Short problem |
In the entries, find all lines that hold the word "outlet" and copy them.

Given records |
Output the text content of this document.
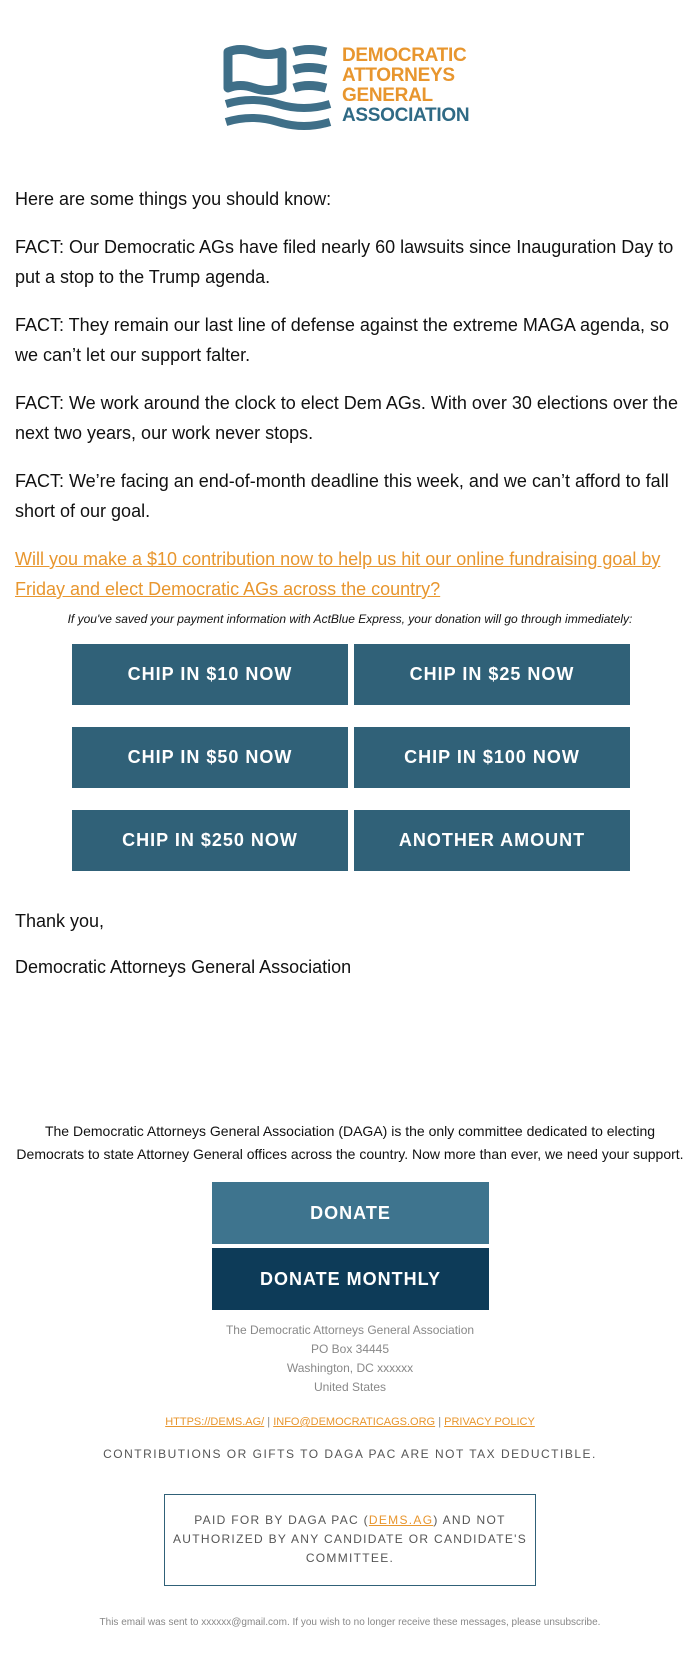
DEMOCRATIC
ATTORNEYS
GENERAL
ASSOCIATION

Here are some things you should know:

FACT: Our Democratic AGs have filed nearly 60 lawsuits since Inauguration Day to put a stop to the Trump agenda.

FACT: They remain our last line of defense against the extreme MAGA agenda, so we can’t let our support falter.

FACT: We work around the clock to elect Dem AGs. With over 30 elections over the next two years, our work never stops.

FACT: We’re facing an end-of-month deadline this week, and we can’t afford to fall short of our goal.

Will you make a $10 contribution now to help us hit our online fundraising goal by Friday and elect Democratic AGs across the country?
If you've saved your payment information with ActBlue Express, your donation will go through immediately:
CHIP IN $10 NOW	CHIP IN $25 NOW
CHIP IN $50 NOW	CHIP IN $100 NOW
CHIP IN $250 NOW	ANOTHER AMOUNT

Thank you,

Democratic Attorneys General Association

The Democratic Attorneys General Association (DAGA) is the only committee dedicated to electing Democrats to state Attorney General offices across the country. Now more than ever, we need your support.
DONATE
DONATE MONTHLY
The Democratic Attorneys General Association
PO Box 34445
Washington, DC xxxxxx
United States
HTTPS://DEMS.AG/ | INFO@DEMOCRATICAGS.ORG | PRIVACY POLICY
CONTRIBUTIONS OR GIFTS TO DAGA PAC ARE NOT TAX DEDUCTIBLE.
PAID FOR BY DAGA PAC (DEMS.AG) AND NOT AUTHORIZED BY ANY CANDIDATE OR CANDIDATE'S COMMITTEE.
This email was sent to xxxxxx@gmail.com. If you wish to no longer receive these messages, please unsubscribe.
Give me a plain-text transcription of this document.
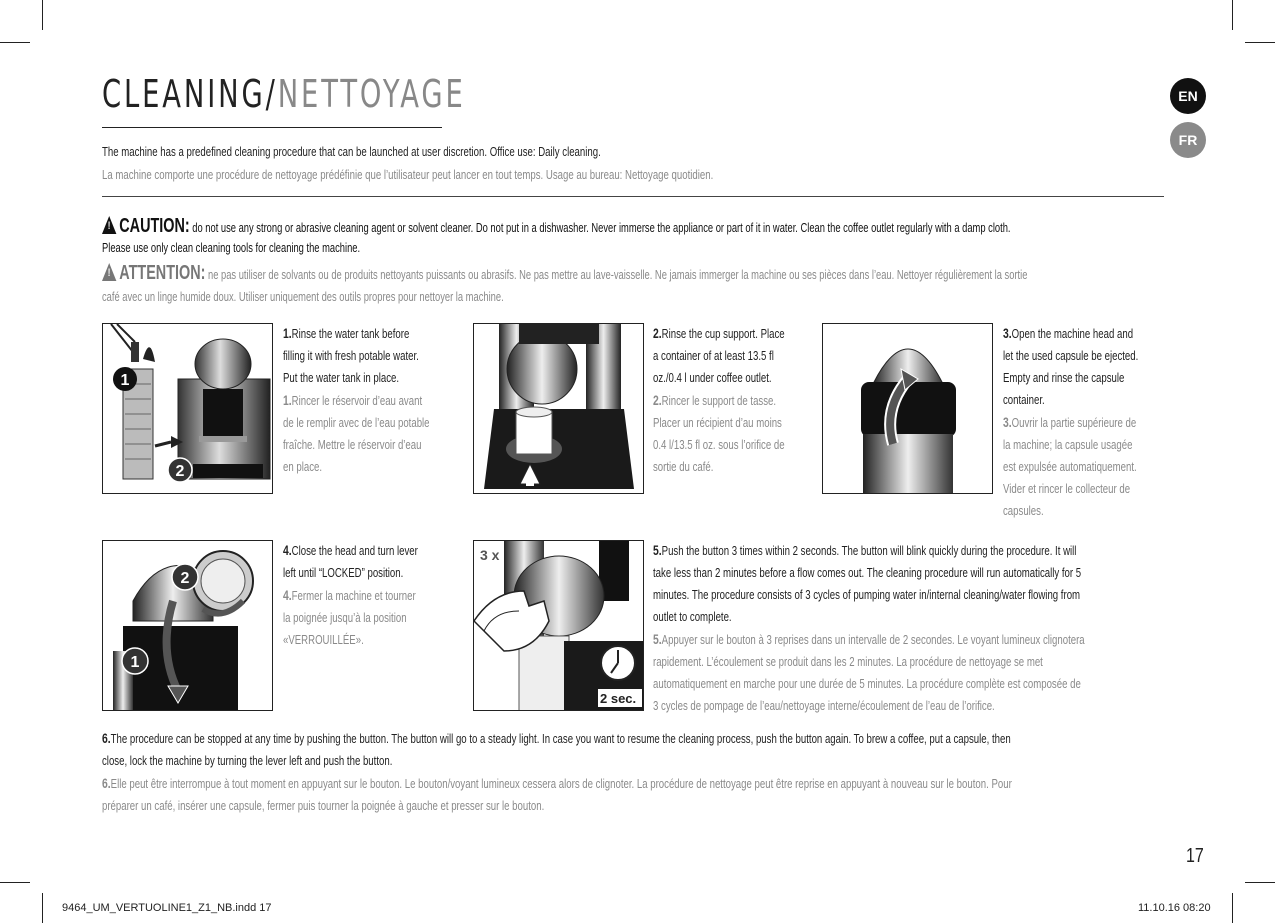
CLEANING/NETTOYAGE	EN
FR
The machine has a predefined cleaning procedure that can be launched at user discretion. Office use: Daily cleaning.
La machine comporte une procédure de nettoyage prédéfinie que l’utilisateur peut lancer en tout temps. Usage au bureau: Nettoyage quotidien.
!CAUTION: do not use any strong or abrasive cleaning agent or solvent cleaner. Do not put in a dishwasher. Never immerse the appliance or part of it in water. Clean the coffee outlet regularly with a damp cloth.
Please use only clean cleaning tools for cleaning the machine.
!ATTENTION: ne pas utiliser de solvants ou de produits nettoyants puissants ou abrasifs. Ne pas mettre au lave-vaisselle. Ne jamais immerger la machine ou ses pièces dans l’eau. Nettoyer régulièrement la sortie
café avec un linge humide doux. Utiliser uniquement des outils propres pour nettoyer la machine.
1
2

1.Rinse the water tank before

filling it with fresh potable water.

Put the water tank in place.

1.Rincer le réservoir d’eau avant

de le remplir avec de l’eau potable

fraîche. Mettre le réservoir d’eau

en place.

2.Rinse the cup support. Place

a container of at least 13.5 fl

oz./0.4 l under coffee outlet.

2.Rincer le support de tasse.

Placer un récipient d’au moins

0.4 l/13.5 fl oz. sous l’orifice de

sortie du café.

3.Open the machine head and

let the used capsule be ejected.

Empty and rinse the capsule

container.

3.Ouvrir la partie supérieure de

la machine; la capsule usagée

est expulsée automatiquement.

Vider et rincer le collecteur de

capsules.

2
1

4.Close the head and turn lever

left until “LOCKED” position.

4.Fermer la machine et tourner

la poignée jusqu’à la position

«VERROUILLÉE».

3 x
2 sec.

5.Push the button 3 times within 2 seconds. The button will blink quickly during the procedure. It will

take less than 2 minutes before a flow comes out. The cleaning procedure will run automatically for 5

minutes. The procedure consists of 3 cycles of pumping water in/internal cleaning/water flowing from

outlet to complete.

5.Appuyer sur le bouton à 3 reprises dans un intervalle de 2 secondes. Le voyant lumineux clignotera

rapidement. L’écoulement se produit dans les 2 minutes. La procédure de nettoyage se met

automatiquement en marche pour une durée de 5 minutes. La procédure complète est composée de

3 cycles de pompage de l’eau/nettoyage interne/écoulement de l’eau de l’orifice.

6.The procedure can be stopped at any time by pushing the button. The button will go to a steady light. In case you want to resume the cleaning process, push the button again. To brew a coffee, put a capsule, then

close, lock the machine by turning the lever left and push the button.

6.Elle peut être interrompue à tout moment en appuyant sur le bouton. Le bouton/voyant lumineux cessera alors de clignoter. La procédure de nettoyage peut être reprise en appuyant à nouveau sur le bouton. Pour

préparer un café, insérer une capsule, fermer puis tourner la poignée à gauche et presser sur le bouton.

17
9464_UM_VERTUOLINE1_Z1_NB.indd 17	11.10.16 08:20
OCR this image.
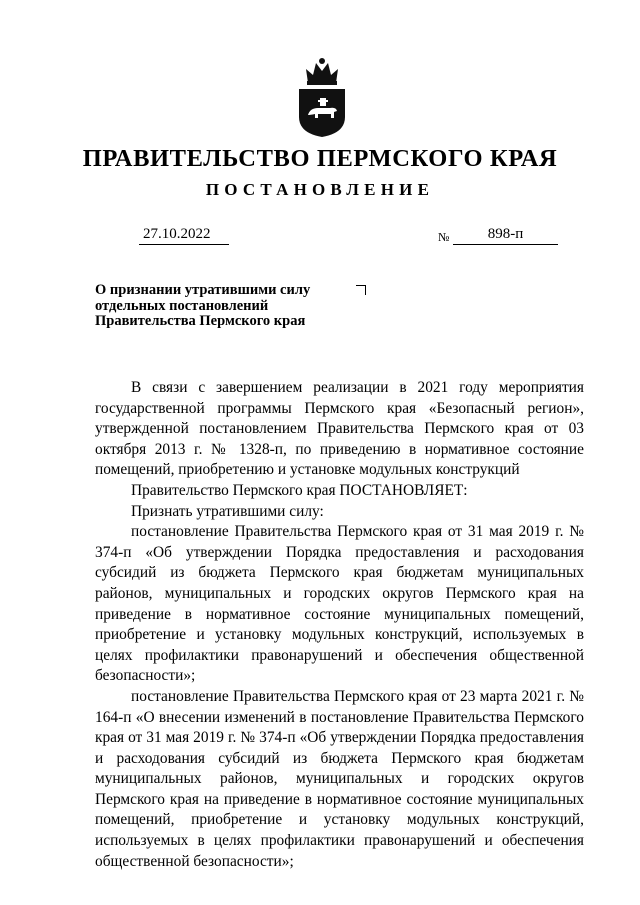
ПРАВИТЕЛЬСТВО ПЕРМСКОГО КРАЯ
ПОСТАНОВЛЕНИЕ
27.10.2022	№	898-п
О признании утратившими силу
отдельных постановлений
Правительства Пермского края

В связи с завершением реализации в 2021 году мероприятия государственной программы Пермского края «Безопасный регион», утвержденной постановлением Правительства Пермского края от 03 октября 2013 г. № 1328-п, по приведению в нормативное состояние помещений, приобретению и установке модульных конструкций

Правительство Пермского края ПОСТАНОВЛЯЕТ:

Признать утратившими силу:

постановление Правительства Пермского края от 31 мая 2019 г. № 374-п «Об утверждении Порядка предоставления и расходования субсидий из бюджета Пермского края бюджетам муниципальных районов, муниципальных и городских округов Пермского края на приведение в нормативное состояние муниципальных помещений, приобретение и установку модульных конструкций, используемых в целях профилактики правонарушений и обеспечения общественной безопасности»;

постановление Правительства Пермского края от 23 марта 2021 г. № 164-п «О внесении изменений в постановление Правительства Пермского края от 31 мая 2019 г. № 374-п «Об утверждении Порядка предоставления и расходования субсидий из бюджета Пермского края бюджетам муниципальных районов, муниципальных и городских округов Пермского края на приведение в нормативное состояние муниципальных помещений, приобретение и установку модульных конструкций, используемых в целях профилактики правонарушений и обеспечения общественной безопасности»;
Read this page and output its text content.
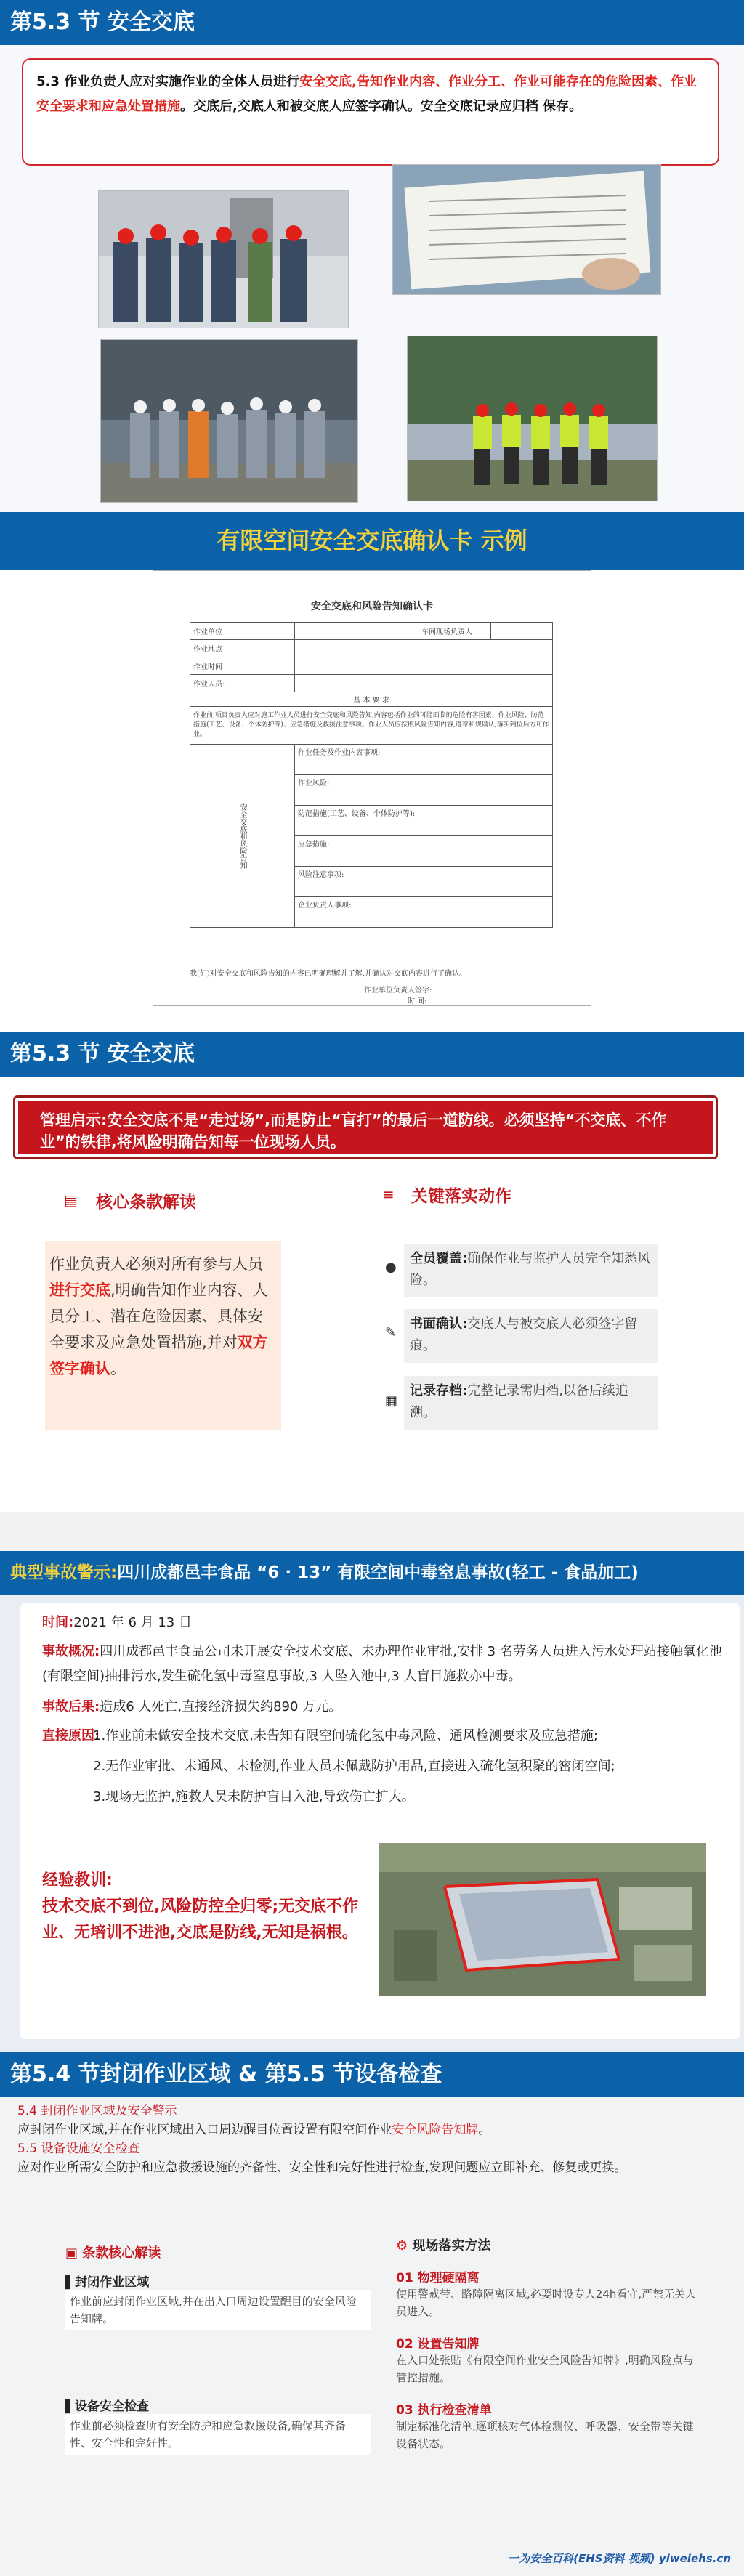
第5.3 节 安全交底
5.3 作业负责人应对实施作业的全体人员进行安全交底,告知作业内容、作业分工、作业可能存在的危险因素、作业安全要求和应急处置措施。交底后,交底人和被交底人应签字确认。安全交底记录应归档 保存。
有限空间安全交底确认卡 示例
安全交底和风险告知确认卡
作业单位		车间现场负责人	
作业地点			
作业时间			
作业人员:			
基 本 要 求			
作业前,项目负责人应对施工作业人员进行安全交底和风险告知,内容包括作业的可能面临的危险有害因素、作业风险、防范措施(工艺、设备、个体防护等)、应急措施及救援注意事项。作业人员应按照风险告知内容,遵章和规确认,落实到位后方可作业。			
安全交底和风险告知	作业任务及作业内容事项:		
	作业风险:		
	防范措施(工艺、设备、个体防护等):		
	应急措施:		
	风险注意事项:		
	企业负责人事项:		
我(们)对安全交底和风险告知的内容已明确理解并了解,并确认对交底内容进行了确认。
作业单位负责人签字:
时 间:
第5.3 节 安全交底
管理启示:安全交底不是“走过场”,而是防止“盲打”的最后一道防线。必须坚持“不交底、不作业”的铁律,将风险明确告知每一位现场人员。
▤ 核心条款解读	≡ 关键落实动作
作业负责人必须对所有参与人员进行交底,明确告知作业内容、人员分工、潜在危险因素、具体安全要求及应急处置措施,并对双方签字确认。
●
全员覆盖:确保作业与监护人员完全知悉风险。
✎
书面确认:交底人与被交底人必须签字留痕。
▦
记录存档:完整记录需归档,以备后续追溯。
典型事故警示:四川成都邑丰食品 “6 · 13” 有限空间中毒窒息事故(轻工 - 食品加工)
时间:2021 年 6 月 13 日
事故概况:四川成都邑丰食品公司未开展安全技术交底、未办理作业审批,安排 3 名劳务人员进入污水处理站接触氧化池(有限空间)抽排污水,发生硫化氢中毒窒息事故,3 人坠入池中,3 人盲目施救亦中毒。
事故后果:造成6 人死亡,直接经济损失约890 万元。
直接原因:
1.作业前未做安全技术交底,未告知有限空间硫化氢中毒风险、通风检测要求及应急措施;
2.无作业审批、未通风、未检测,作业人员未佩戴防护用品,直接进入硫化氢积聚的密闭空间;
3.现场无监护,施救人员未防护盲目入池,导致伤亡扩大。
经验教训:
技术交底不到位,风险防控全归零;无交底不作业、无培训不进池,交底是防线,无知是祸根。
第5.4 节封闭作业区域 & 第5.5 节设备检查
5.4 封闭作业区域及安全警示
应封闭作业区域,并在作业区域出入口周边醒目位置设置有限空间作业安全风险告知牌。
5.5 设备设施安全检查
应对作业所需安全防护和应急救援设施的齐备性、安全性和完好性进行检查,发现问题应立即补充、修复或更换。
▣ 条款核心解读
▌封闭作业区域
作业前应封闭作业区域,并在出入口周边设置醒目的安全风险告知牌。
▌设备安全检查
作业前必须检查所有安全防护和应急救援设备,确保其齐备性、安全性和完好性。
⚙ 现场落实方法
01 物理硬隔离
使用警戒带、路障隔离区域,必要时设专人24h看守,严禁无关人员进入。
02 设置告知牌
在入口处张贴《有限空间作业安全风险告知牌》,明确风险点与管控措施。
03 执行检查清单
制定标准化清单,逐项核对气体检测仪、呼吸器、安全带等关键设备状态。
一为安全百科(EHS资料 视频) yiweiehs.cn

Problem solution |
!CAUTION: do not use any strong or abrasive cleaning agent or solvent cleaner. Do not put in a dishwasher. Never immerse the appliance or part of it in water. Clean the coffee outlet regularly with a damp cloth.
oz./0.4 l under coffee outlet.
outlet to complete.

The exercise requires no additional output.